• **What the task requires**: Return the full material exactly.

• **Extracted entries**:
_ _ _ _

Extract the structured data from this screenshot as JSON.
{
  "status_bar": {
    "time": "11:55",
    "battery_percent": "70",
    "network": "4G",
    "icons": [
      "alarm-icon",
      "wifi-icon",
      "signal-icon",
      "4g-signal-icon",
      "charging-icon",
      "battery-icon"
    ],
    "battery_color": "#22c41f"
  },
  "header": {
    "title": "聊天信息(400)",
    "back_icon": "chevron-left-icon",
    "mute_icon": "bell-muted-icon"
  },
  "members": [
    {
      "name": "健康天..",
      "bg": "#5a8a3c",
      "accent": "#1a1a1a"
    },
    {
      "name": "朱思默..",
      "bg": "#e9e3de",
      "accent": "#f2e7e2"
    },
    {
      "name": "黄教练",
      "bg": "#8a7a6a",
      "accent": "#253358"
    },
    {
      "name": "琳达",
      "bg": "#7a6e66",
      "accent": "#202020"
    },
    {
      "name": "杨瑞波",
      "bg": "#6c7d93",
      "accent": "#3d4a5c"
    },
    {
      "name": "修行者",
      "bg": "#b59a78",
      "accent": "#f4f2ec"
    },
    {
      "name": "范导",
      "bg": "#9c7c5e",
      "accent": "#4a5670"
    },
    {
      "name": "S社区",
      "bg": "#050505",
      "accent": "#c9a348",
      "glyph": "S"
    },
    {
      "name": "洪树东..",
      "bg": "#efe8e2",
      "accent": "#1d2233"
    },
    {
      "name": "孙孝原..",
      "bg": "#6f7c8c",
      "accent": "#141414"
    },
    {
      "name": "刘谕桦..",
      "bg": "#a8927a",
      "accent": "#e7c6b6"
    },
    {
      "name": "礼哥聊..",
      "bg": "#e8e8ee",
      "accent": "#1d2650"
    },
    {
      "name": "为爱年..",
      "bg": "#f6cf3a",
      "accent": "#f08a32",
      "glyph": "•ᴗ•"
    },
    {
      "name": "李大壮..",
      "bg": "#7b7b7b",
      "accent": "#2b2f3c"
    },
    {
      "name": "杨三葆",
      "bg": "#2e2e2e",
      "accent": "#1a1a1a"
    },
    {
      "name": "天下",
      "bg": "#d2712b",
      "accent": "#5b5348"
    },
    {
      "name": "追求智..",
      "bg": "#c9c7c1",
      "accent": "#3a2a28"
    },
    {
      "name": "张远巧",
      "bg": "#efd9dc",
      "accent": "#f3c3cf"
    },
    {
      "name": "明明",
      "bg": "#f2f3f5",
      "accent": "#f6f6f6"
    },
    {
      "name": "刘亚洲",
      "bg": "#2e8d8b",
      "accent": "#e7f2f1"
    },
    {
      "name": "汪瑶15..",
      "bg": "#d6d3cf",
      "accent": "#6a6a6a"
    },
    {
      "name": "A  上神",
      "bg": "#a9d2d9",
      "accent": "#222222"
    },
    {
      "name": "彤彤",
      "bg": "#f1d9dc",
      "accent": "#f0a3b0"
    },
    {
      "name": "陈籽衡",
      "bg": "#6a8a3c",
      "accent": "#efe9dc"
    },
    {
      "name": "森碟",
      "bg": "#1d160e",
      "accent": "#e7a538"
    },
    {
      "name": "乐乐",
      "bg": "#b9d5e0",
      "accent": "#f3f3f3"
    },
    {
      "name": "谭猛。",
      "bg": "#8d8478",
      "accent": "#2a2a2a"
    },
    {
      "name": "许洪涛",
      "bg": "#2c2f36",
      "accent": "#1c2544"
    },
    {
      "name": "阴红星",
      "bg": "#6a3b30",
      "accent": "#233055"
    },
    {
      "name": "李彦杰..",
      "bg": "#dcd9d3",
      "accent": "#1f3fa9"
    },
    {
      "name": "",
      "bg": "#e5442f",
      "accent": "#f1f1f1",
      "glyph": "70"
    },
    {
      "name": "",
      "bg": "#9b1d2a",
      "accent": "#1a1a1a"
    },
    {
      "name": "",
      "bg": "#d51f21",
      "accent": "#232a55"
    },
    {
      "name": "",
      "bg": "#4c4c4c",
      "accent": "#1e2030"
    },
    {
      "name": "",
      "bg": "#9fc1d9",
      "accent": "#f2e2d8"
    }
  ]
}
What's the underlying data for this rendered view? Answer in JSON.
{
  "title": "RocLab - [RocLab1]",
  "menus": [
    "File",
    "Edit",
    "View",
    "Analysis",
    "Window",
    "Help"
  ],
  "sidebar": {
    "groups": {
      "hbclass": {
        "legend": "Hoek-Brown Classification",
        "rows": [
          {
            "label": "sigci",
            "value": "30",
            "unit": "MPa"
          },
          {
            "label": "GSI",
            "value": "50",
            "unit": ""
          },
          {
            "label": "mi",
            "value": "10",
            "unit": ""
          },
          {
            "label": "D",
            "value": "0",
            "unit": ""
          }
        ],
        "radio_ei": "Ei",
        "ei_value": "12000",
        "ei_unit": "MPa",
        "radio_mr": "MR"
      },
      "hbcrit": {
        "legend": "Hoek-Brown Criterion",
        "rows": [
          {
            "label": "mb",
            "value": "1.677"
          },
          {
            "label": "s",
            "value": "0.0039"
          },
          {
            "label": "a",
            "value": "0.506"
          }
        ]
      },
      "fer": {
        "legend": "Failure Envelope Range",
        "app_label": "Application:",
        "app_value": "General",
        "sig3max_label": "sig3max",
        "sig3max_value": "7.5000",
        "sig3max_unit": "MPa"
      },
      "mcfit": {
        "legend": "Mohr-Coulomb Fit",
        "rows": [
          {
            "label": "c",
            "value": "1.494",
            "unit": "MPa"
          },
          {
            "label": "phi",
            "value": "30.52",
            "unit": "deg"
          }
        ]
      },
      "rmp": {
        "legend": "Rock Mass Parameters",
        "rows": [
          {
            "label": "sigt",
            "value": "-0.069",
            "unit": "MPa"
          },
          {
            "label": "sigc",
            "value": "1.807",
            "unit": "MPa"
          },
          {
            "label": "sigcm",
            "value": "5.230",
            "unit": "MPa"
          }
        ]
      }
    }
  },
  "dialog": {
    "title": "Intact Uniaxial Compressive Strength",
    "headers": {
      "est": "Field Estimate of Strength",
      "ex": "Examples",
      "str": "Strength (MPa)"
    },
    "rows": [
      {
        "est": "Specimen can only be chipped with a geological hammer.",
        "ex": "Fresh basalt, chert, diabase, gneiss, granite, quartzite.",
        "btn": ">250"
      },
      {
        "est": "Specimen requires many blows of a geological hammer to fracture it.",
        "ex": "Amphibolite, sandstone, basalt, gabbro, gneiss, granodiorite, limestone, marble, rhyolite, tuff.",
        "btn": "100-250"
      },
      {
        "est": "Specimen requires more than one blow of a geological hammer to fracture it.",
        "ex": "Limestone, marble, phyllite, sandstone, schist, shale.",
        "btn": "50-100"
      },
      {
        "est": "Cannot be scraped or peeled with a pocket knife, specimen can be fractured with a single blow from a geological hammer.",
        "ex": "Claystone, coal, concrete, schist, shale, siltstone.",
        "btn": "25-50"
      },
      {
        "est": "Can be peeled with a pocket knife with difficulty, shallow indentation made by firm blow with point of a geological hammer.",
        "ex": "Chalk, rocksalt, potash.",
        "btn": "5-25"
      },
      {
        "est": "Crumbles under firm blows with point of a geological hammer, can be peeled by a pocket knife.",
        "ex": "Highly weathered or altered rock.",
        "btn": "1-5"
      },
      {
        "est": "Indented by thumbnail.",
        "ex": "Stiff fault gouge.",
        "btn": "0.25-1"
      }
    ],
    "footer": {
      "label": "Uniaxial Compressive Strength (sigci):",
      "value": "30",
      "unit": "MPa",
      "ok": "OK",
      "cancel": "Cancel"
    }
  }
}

_ _ _ _

• **Task solution**:
Extract the structured data from this screenshot as JSON.
{
  "status_bar": {
    "time": "11:55",
    "battery_percent": "70",
    "network": "4G",
    "icons": [
      "alarm-icon",
      "wifi-icon",
      "signal-icon",
      "4g-signal-icon",
      "charging-icon",
      "battery-icon"
    ],
    "battery_color": "#22c41f"
  },
  "header": {
    "title": "聊天信息(400)",
    "back_icon": "chevron-left-icon",
    "mute_icon": "bell-muted-icon"
  },
  "members": [
    {
      "name": "健康天..",
      "bg": "#5a8a3c",
      "accent": "#1a1a1a"
    },
    {
      "name": "朱思默..",
      "bg": "#e9e3de",
      "accent": "#f2e7e2"
    },
    {
      "name": "黄教练",
      "bg": "#8a7a6a",
      "accent": "#253358"
    },
    {
      "name": "琳达",
      "bg": "#7a6e66",
      "accent": "#202020"
    },
    {
      "name": "杨瑞波",
      "bg": "#6c7d93",
      "accent": "#3d4a5c"
    },
    {
      "name": "修行者",
      "bg": "#b59a78",
      "accent": "#f4f2ec"
    },
    {
      "name": "范导",
      "bg": "#9c7c5e",
      "accent": "#4a5670"
    },
    {
      "name": "S社区",
      "bg": "#050505",
      "accent": "#c9a348",
      "glyph": "S"
    },
    {
      "name": "洪树东..",
      "bg": "#efe8e2",
      "accent": "#1d2233"
    },
    {
      "name": "孙孝原..",
      "bg": "#6f7c8c",
      "accent": "#141414"
    },
    {
      "name": "刘谕桦..",
      "bg": "#a8927a",
      "accent": "#e7c6b6"
    },
    {
      "name": "礼哥聊..",
      "bg": "#e8e8ee",
      "accent": "#1d2650"
    },
    {
      "name": "为爱年..",
      "bg": "#f6cf3a",
      "accent": "#f08a32",
      "glyph": "•ᴗ•"
    },
    {
      "name": "李大壮..",
      "bg": "#7b7b7b",
      "accent": "#2b2f3c"
    },
    {
      "name": "杨三葆",
      "bg": "#2e2e2e",
      "accent": "#1a1a1a"
    },
    {
      "name": "天下",
      "bg": "#d2712b",
      "accent": "#5b5348"
    },
    {
      "name": "追求智..",
      "bg": "#c9c7c1",
      "accent": "#3a2a28"
    },
    {
      "name": "张远巧",
      "bg": "#efd9dc",
      "accent": "#f3c3cf"
    },
    {
      "name": "明明",
      "bg": "#f2f3f5",
      "accent": "#f6f6f6"
    },
    {
      "name": "刘亚洲",
      "bg": "#2e8d8b",
      "accent": "#e7f2f1"
    },
    {
      "name": "汪瑶15..",
      "bg": "#d6d3cf",
      "accent": "#6a6a6a"
    },
    {
      "name": "A  上神",
      "bg": "#a9d2d9",
      "accent": "#222222"
    },
    {
      "name": "彤彤",
      "bg": "#f1d9dc",
      "accent": "#f0a3b0"
    },
    {
      "name": "陈籽衡",
      "bg": "#6a8a3c",
      "accent": "#efe9dc"
    },
    {
      "name": "森碟",
      "bg": "#1d160e",
      "accent": "#e7a538"
    },
    {
      "name": "乐乐",
      "bg": "#b9d5e0",
      "accent": "#f3f3f3"
    },
    {
      "name": "谭猛。",
      "bg": "#8d8478",
      "accent": "#2a2a2a"
    },
    {
      "name": "许洪涛",
      "bg": "#2c2f36",
      "accent": "#1c2544"
    },
    {
      "name": "阴红星",
      "bg": "#6a3b30",
      "accent": "#233055"
    },
    {
      "name": "李彦杰..",
      "bg": "#dcd9d3",
      "accent": "#1f3fa9"
    },
    {
      "name": "",
      "bg": "#e5442f",
      "accent": "#f1f1f1",
      "glyph": "70"
    },
    {
      "name": "",
      "bg": "#9b1d2a",
      "accent": "#1a1a1a"
    },
    {
      "name": "",
      "bg": "#d51f21",
      "accent": "#232a55"
    },
    {
      "name": "",
      "bg": "#4c4c4c",
      "accent": "#1e2030"
    },
    {
      "name": "",
      "bg": "#9fc1d9",
      "accent": "#f2e2d8"
    }
  ]
}
What's the underlying data for this rendered view? Answer in JSON.
{
  "title": "RocLab - [RocLab1]",
  "menus": [
    "File",
    "Edit",
    "View",
    "Analysis",
    "Window",
    "Help"
  ],
  "sidebar": {
    "groups": {
      "hbclass": {
        "legend": "Hoek-Brown Classification",
        "rows": [
          {
            "label": "sigci",
            "value": "30",
            "unit": "MPa"
          },
          {
            "label": "GSI",
            "value": "50",
            "unit": ""
          },
          {
            "label": "mi",
            "value": "10",
            "unit": ""
          },
          {
            "label": "D",
            "value": "0",
            "unit": ""
          }
        ],
        "radio_ei": "Ei",
        "ei_value": "12000",
        "ei_unit": "MPa",
        "radio_mr": "MR"
      },
      "hbcrit": {
        "legend": "Hoek-Brown Criterion",
        "rows": [
          {
            "label": "mb",
            "value": "1.677"
          },
          {
            "label": "s",
            "value": "0.0039"
          },
          {
            "label": "a",
            "value": "0.506"
          }
        ]
      },
      "fer": {
        "legend": "Failure Envelope Range",
        "app_label": "Application:",
        "app_value": "General",
        "sig3max_label": "sig3max",
        "sig3max_value": "7.5000",
        "sig3max_unit": "MPa"
      },
      "mcfit": {
        "legend": "Mohr-Coulomb Fit",
        "rows": [
          {
            "label": "c",
            "value": "1.494",
            "unit": "MPa"
          },
          {
            "label": "phi",
            "value": "30.52",
            "unit": "deg"
          }
        ]
      },
      "rmp": {
        "legend": "Rock Mass Parameters",
        "rows": [
          {
            "label": "sigt",
            "value": "-0.069",
            "unit": "MPa"
          },
          {
            "label": "sigc",
            "value": "1.807",
            "unit": "MPa"
          },
          {
            "label": "sigcm",
            "value": "5.230",
            "unit": "MPa"
          }
        ]
      }
    }
  },
  "dialog": {
    "title": "Intact Uniaxial Compressive Strength",
    "headers": {
      "est": "Field Estimate of Strength",
      "ex": "Examples",
      "str": "Strength (MPa)"
    },
    "rows": [
      {
        "est": "Specimen can only be chipped with a geological hammer.",
        "ex": "Fresh basalt, chert, diabase, gneiss, granite, quartzite.",
        "btn": ">250"
      },
      {
        "est": "Specimen requires many blows of a geological hammer to fracture it.",
        "ex": "Amphibolite, sandstone, basalt, gabbro, gneiss, granodiorite, limestone, marble, rhyolite, tuff.",
        "btn": "100-250"
      },
      {
        "est": "Specimen requires more than one blow of a geological hammer to fracture it.",
        "ex": "Limestone, marble, phyllite, sandstone, schist, shale.",
        "btn": "50-100"
      },
      {
        "est": "Cannot be scraped or peeled with a pocket knife, specimen can be fractured with a single blow from a geological hammer.",
        "ex": "Claystone, coal, concrete, schist, shale, siltstone.",
        "btn": "25-50"
      },
      {
        "est": "Can be peeled with a pocket knife with difficulty, shallow indentation made by firm blow with point of a geological hammer.",
        "ex": "Chalk, rocksalt, potash.",
        "btn": "5-25"
      },
      {
        "est": "Crumbles under firm blows with point of a geological hammer, can be peeled by a pocket knife.",
        "ex": "Highly weathered or altered rock.",
        "btn": "1-5"
      },
      {
        "est": "Indented by thumbnail.",
        "ex": "Stiff fault gouge.",
        "btn": "0.25-1"
      }
    ],
    "footer": {
      "label": "Uniaxial Compressive Strength (sigci):",
      "value": "30",
      "unit": "MPa",
      "ok": "OK",
      "cancel": "Cancel"
    }
  }
}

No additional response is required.